## Given task:
Retype each record below word for word. Leave the pictures out.

## Data provided:
•••••

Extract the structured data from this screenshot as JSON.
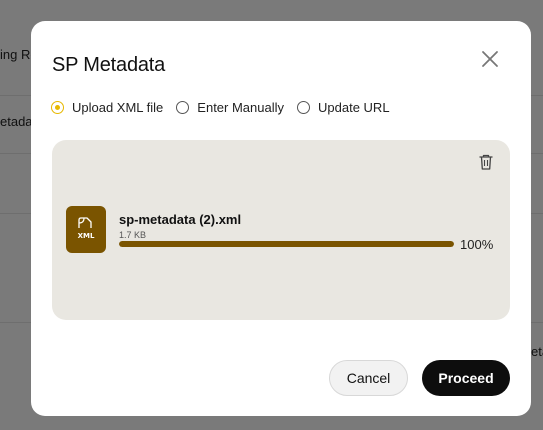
{
  "background": {
    "fragments": [
      "ing Re",
      "etada",
      "eta"
    ]
  },
  "modal": {
    "title": "SP Metadata",
    "close_icon": "close-icon",
    "radio_options": [
      {
        "label": "Upload XML file",
        "selected": true
      },
      {
        "label": "Enter Manually",
        "selected": false
      },
      {
        "label": "Update URL",
        "selected": false
      }
    ],
    "file": {
      "icon": "xml-file-icon",
      "icon_text": "XML",
      "name": "sp-metadata (2).xml",
      "size": "1.7 KB",
      "progress": 1.0,
      "progress_text": "100%",
      "delete_icon": "trash-icon"
    },
    "buttons": {
      "cancel": "Cancel",
      "proceed": "Proceed"
    }
  },
  "colors": {
    "accent_radio": "#e7b800",
    "file_brown": "#7a5400",
    "upload_bg": "#e9e7e1",
    "primary_button": "#0d0d0d"
  }
}
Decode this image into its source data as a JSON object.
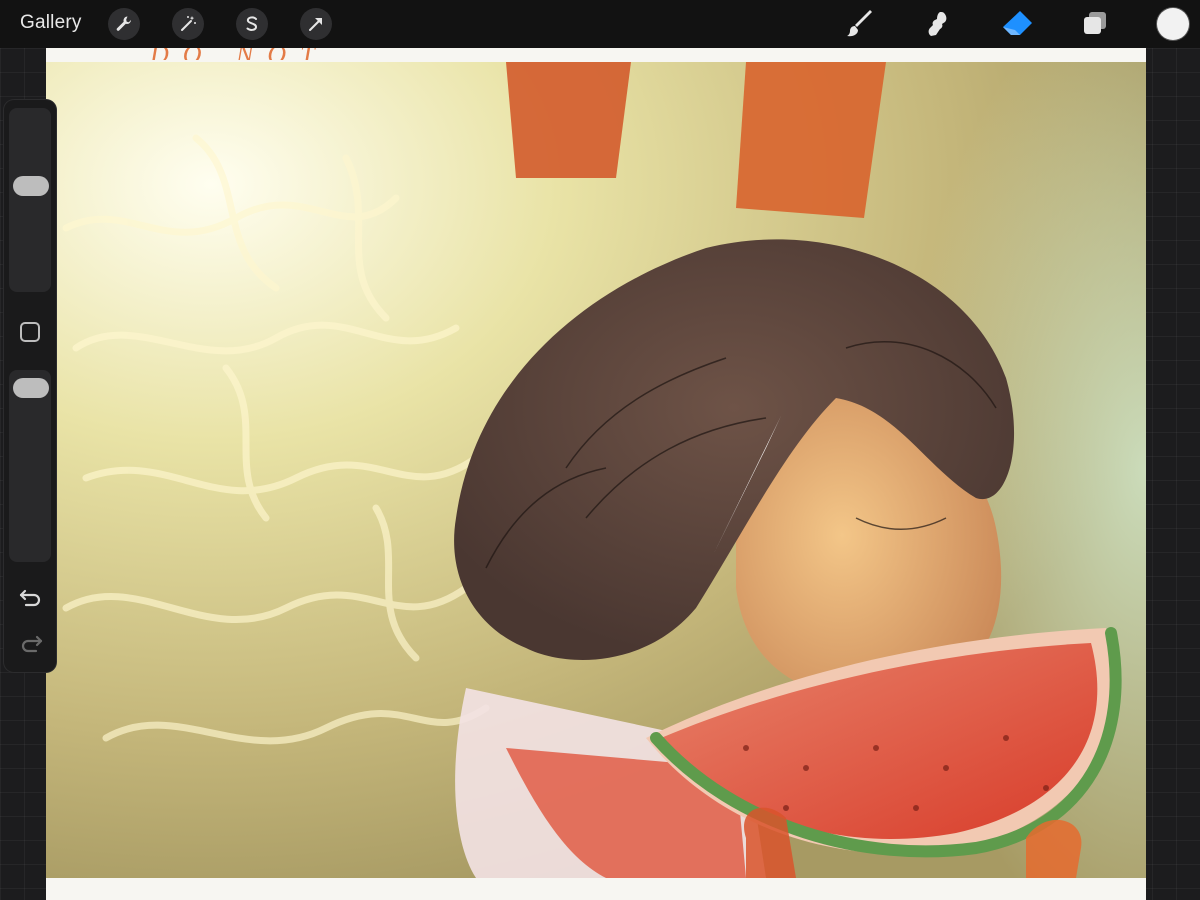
{
  "toolbar": {
    "gallery_label": "Gallery",
    "action_icons": [
      "wrench-icon",
      "magic-wand-icon",
      "selection-icon",
      "transform-arrow-icon"
    ],
    "tool_icons": [
      "brush-icon",
      "smudge-icon",
      "eraser-icon",
      "layers-icon"
    ],
    "active_tool": "eraser-icon",
    "active_color": "#1e90ff",
    "current_color": "#f2f2f2"
  },
  "canvas": {
    "sketch_note": "DO NOT REPLY",
    "sketch_color": "#e0662a"
  },
  "sidebar": {
    "brush_size_level": 0.45,
    "opacity_level": 0.0,
    "icons": [
      "modify-square-icon",
      "undo-icon",
      "redo-icon"
    ]
  }
}
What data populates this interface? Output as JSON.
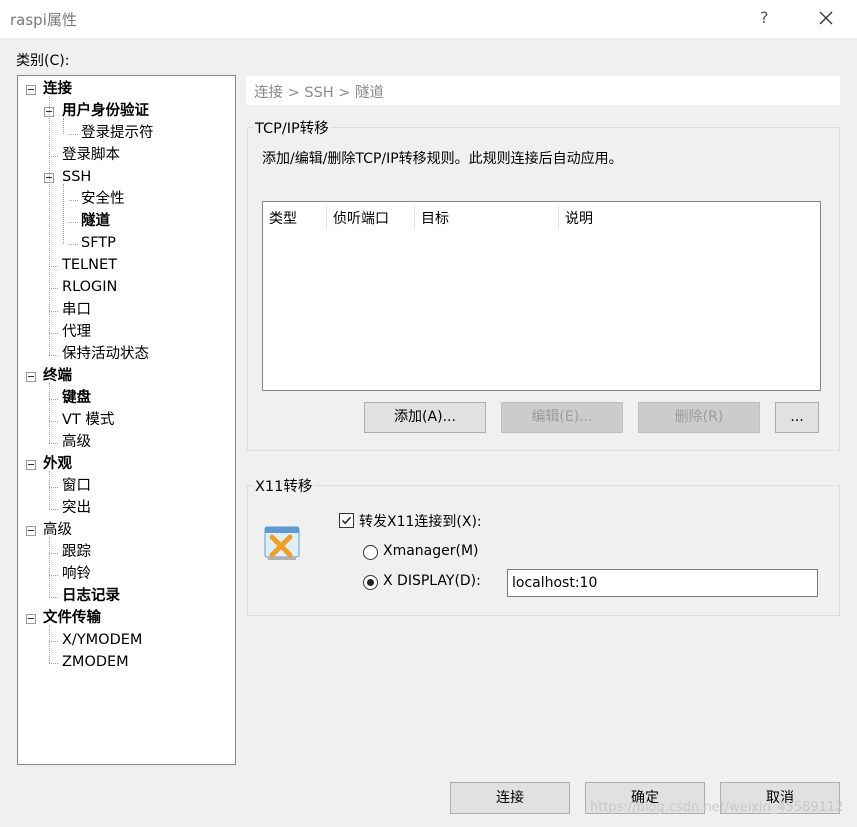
{
  "window": {
    "title": "raspi属性",
    "help": "?",
    "close_icon": "close-icon"
  },
  "category_label": "类别(C):",
  "tree": {
    "items": [
      {
        "label": "连接",
        "level": 0,
        "bold": true,
        "expander": true
      },
      {
        "label": "用户身份验证",
        "level": 1,
        "bold": true,
        "expander": true
      },
      {
        "label": "登录提示符",
        "level": 2
      },
      {
        "label": "登录脚本",
        "level": 1
      },
      {
        "label": "SSH",
        "level": 1,
        "expander": true
      },
      {
        "label": "安全性",
        "level": 2
      },
      {
        "label": "隧道",
        "level": 2,
        "bold": true,
        "selected": true
      },
      {
        "label": "SFTP",
        "level": 2
      },
      {
        "label": "TELNET",
        "level": 1
      },
      {
        "label": "RLOGIN",
        "level": 1
      },
      {
        "label": "串口",
        "level": 1
      },
      {
        "label": "代理",
        "level": 1
      },
      {
        "label": "保持活动状态",
        "level": 1
      },
      {
        "label": "终端",
        "level": 0,
        "bold": true,
        "expander": true
      },
      {
        "label": "键盘",
        "level": 1,
        "bold": true
      },
      {
        "label": "VT 模式",
        "level": 1
      },
      {
        "label": "高级",
        "level": 1
      },
      {
        "label": "外观",
        "level": 0,
        "bold": true,
        "expander": true
      },
      {
        "label": "窗口",
        "level": 1
      },
      {
        "label": "突出",
        "level": 1
      },
      {
        "label": "高级",
        "level": 0,
        "expander": true
      },
      {
        "label": "跟踪",
        "level": 1
      },
      {
        "label": "响铃",
        "level": 1
      },
      {
        "label": "日志记录",
        "level": 1,
        "bold": true
      },
      {
        "label": "文件传输",
        "level": 0,
        "bold": true,
        "expander": true
      },
      {
        "label": "X/YMODEM",
        "level": 1
      },
      {
        "label": "ZMODEM",
        "level": 1
      }
    ]
  },
  "breadcrumb": "连接 > SSH > 隧道",
  "tcp": {
    "legend": "TCP/IP转移",
    "description": "添加/编辑/删除TCP/IP转移规则。此规则连接后自动应用。",
    "columns": [
      "类型",
      "侦听端口",
      "目标",
      "说明"
    ],
    "buttons": {
      "add": "添加(A)...",
      "edit": "编辑(E)...",
      "delete": "删除(R)",
      "more": "..."
    }
  },
  "x11": {
    "legend": "X11转移",
    "icon": "xmanager-icon",
    "forward_label": "转发X11连接到(X):",
    "forward_checked": true,
    "xmanager_label": "Xmanager(M)",
    "display_label": "X DISPLAY(D):",
    "display_value": "localhost:10",
    "selected_option": "X DISPLAY"
  },
  "footer": {
    "connect": "连接",
    "ok": "确定",
    "cancel": "取消"
  },
  "watermark": "https://blog.csdn.net/weixin_45589112"
}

•••••

## Answer for the task:
Extract the structured data from this screenshot as JSON.
{
  "background": {
    "fragments": [
      "ing Re",
      "etada",
      "eta"
    ]
  },
  "modal": {
    "title": "SP Metadata",
    "close_icon": "close-icon",
    "radio_options": [
      {
        "label": "Upload XML file",
        "selected": true
      },
      {
        "label": "Enter Manually",
        "selected": false
      },
      {
        "label": "Update URL",
        "selected": false
      }
    ],
    "file": {
      "icon": "xml-file-icon",
      "icon_text": "XML",
      "name": "sp-metadata (2).xml",
      "size": "1.7 KB",
      "progress": 1.0,
      "progress_text": "100%",
      "delete_icon": "trash-icon"
    },
    "buttons": {
      "cancel": "Cancel",
      "proceed": "Proceed"
    }
  },
  "colors": {
    "accent_radio": "#e7b800",
    "file_brown": "#7a5400",
    "upload_bg": "#e9e7e1",
    "primary_button": "#0d0d0d"
  }
}
Decode this image into its source data as a JSON object.
{
  "toolbar": {
    "gallery_label": "Gallery",
    "action_icons": [
      "wrench-icon",
      "magic-wand-icon",
      "selection-icon",
      "transform-arrow-icon"
    ],
    "tool_icons": [
      "brush-icon",
      "smudge-icon",
      "eraser-icon",
      "layers-icon"
    ],
    "active_tool": "eraser-icon",
    "active_color": "#1e90ff",
    "current_color": "#f2f2f2"
  },
  "canvas": {
    "sketch_note": "DO NOT REPLY",
    "sketch_color": "#e0662a"
  },
  "sidebar": {
    "brush_size_level": 0.45,
    "opacity_level": 0.0,
    "icons": [
      "modify-square-icon",
      "undo-icon",
      "redo-icon"
    ]
  }
}
What data populates this interface? Output as JSON.
{
  "window": {
    "title": "raspi属性",
    "help": "?",
    "close_icon": "close-icon"
  },
  "category_label": "类别(C):",
  "tree": {
    "items": [
      {
        "label": "连接",
        "level": 0,
        "bold": true,
        "expander": true
      },
      {
        "label": "用户身份验证",
        "level": 1,
        "bold": true,
        "expander": true
      },
      {
        "label": "登录提示符",
        "level": 2
      },
      {
        "label": "登录脚本",
        "level": 1
      },
      {
        "label": "SSH",
        "level": 1,
        "expander": true
      },
      {
        "label": "安全性",
        "level": 2
      },
      {
        "label": "隧道",
        "level": 2,
        "bold": true,
        "selected": true
      },
      {
        "label": "SFTP",
        "level": 2
      },
      {
        "label": "TELNET",
        "level": 1
      },
      {
        "label": "RLOGIN",
        "level": 1
      },
      {
        "label": "串口",
        "level": 1
      },
      {
        "label": "代理",
        "level": 1
      },
      {
        "label": "保持活动状态",
        "level": 1
      },
      {
        "label": "终端",
        "level": 0,
        "bold": true,
        "expander": true
      },
      {
        "label": "键盘",
        "level": 1,
        "bold": true
      },
      {
        "label": "VT 模式",
        "level": 1
      },
      {
        "label": "高级",
        "level": 1
      },
      {
        "label": "外观",
        "level": 0,
        "bold": true,
        "expander": true
      },
      {
        "label": "窗口",
        "level": 1
      },
      {
        "label": "突出",
        "level": 1
      },
      {
        "label": "高级",
        "level": 0,
        "expander": true
      },
      {
        "label": "跟踪",
        "level": 1
      },
      {
        "label": "响铃",
        "level": 1
      },
      {
        "label": "日志记录",
        "level": 1,
        "bold": true
      },
      {
        "label": "文件传输",
        "level": 0,
        "bold": true,
        "expander": true
      },
      {
        "label": "X/YMODEM",
        "level": 1
      },
      {
        "label": "ZMODEM",
        "level": 1
      }
    ]
  },
  "breadcrumb": "连接 > SSH > 隧道",
  "tcp": {
    "legend": "TCP/IP转移",
    "description": "添加/编辑/删除TCP/IP转移规则。此规则连接后自动应用。",
    "columns": [
      "类型",
      "侦听端口",
      "目标",
      "说明"
    ],
    "buttons": {
      "add": "添加(A)...",
      "edit": "编辑(E)...",
      "delete": "删除(R)",
      "more": "..."
    }
  },
  "x11": {
    "legend": "X11转移",
    "icon": "xmanager-icon",
    "forward_label": "转发X11连接到(X):",
    "forward_checked": true,
    "xmanager_label": "Xmanager(M)",
    "display_label": "X DISPLAY(D):",
    "display_value": "localhost:10",
    "selected_option": "X DISPLAY"
  },
  "footer": {
    "connect": "连接",
    "ok": "确定",
    "cancel": "取消"
  },
  "watermark": "https://blog.csdn.net/weixin_45589112"
}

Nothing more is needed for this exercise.